### RECORDS PROVIDED
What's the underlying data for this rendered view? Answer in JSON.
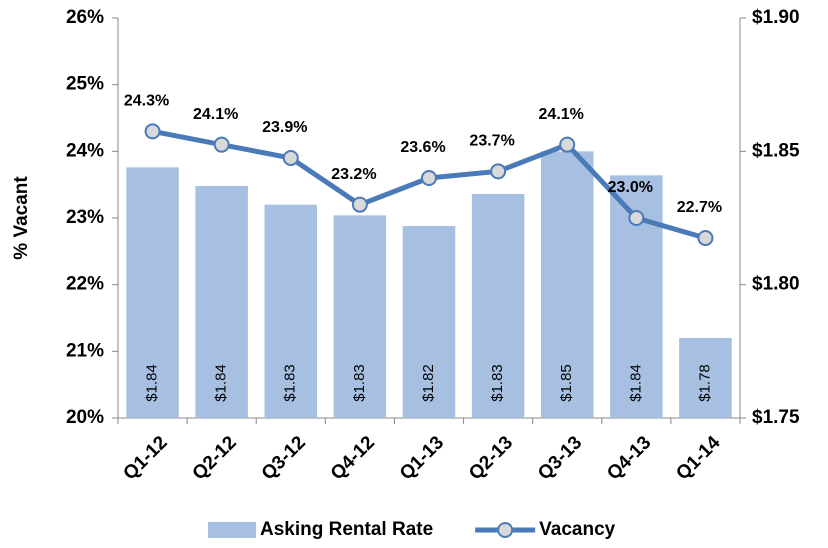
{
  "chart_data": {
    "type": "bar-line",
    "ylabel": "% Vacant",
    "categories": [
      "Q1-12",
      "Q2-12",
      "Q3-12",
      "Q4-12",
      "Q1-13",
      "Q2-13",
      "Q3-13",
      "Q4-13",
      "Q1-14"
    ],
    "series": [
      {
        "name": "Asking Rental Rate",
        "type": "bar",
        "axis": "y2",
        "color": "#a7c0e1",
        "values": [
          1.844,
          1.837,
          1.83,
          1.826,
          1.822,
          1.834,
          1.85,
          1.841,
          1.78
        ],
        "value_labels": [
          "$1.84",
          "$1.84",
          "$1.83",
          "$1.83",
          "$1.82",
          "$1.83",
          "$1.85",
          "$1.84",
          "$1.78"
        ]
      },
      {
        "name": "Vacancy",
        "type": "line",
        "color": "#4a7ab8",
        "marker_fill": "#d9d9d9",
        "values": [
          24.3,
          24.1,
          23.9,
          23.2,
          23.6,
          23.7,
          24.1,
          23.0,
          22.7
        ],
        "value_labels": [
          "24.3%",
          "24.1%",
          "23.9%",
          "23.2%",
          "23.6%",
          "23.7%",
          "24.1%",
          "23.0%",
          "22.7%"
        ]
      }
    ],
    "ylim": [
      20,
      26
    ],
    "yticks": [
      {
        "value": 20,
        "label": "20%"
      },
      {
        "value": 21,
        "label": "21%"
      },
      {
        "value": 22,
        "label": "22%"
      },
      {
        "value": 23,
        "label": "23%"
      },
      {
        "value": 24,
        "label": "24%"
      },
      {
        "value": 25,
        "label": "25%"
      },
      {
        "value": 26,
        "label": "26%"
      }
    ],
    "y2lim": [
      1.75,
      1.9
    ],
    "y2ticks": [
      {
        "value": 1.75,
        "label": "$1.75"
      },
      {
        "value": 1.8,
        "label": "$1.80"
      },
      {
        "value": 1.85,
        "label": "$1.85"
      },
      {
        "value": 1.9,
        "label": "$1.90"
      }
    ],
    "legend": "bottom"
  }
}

### WHAT THIS TASK INVOLVES
Locate all lines in the listing above with the word "name" and copy them.

### SOLUTION TO THIS PROBLEM
        "name": "Asking Rental Rate",
        "name": "Vacancy",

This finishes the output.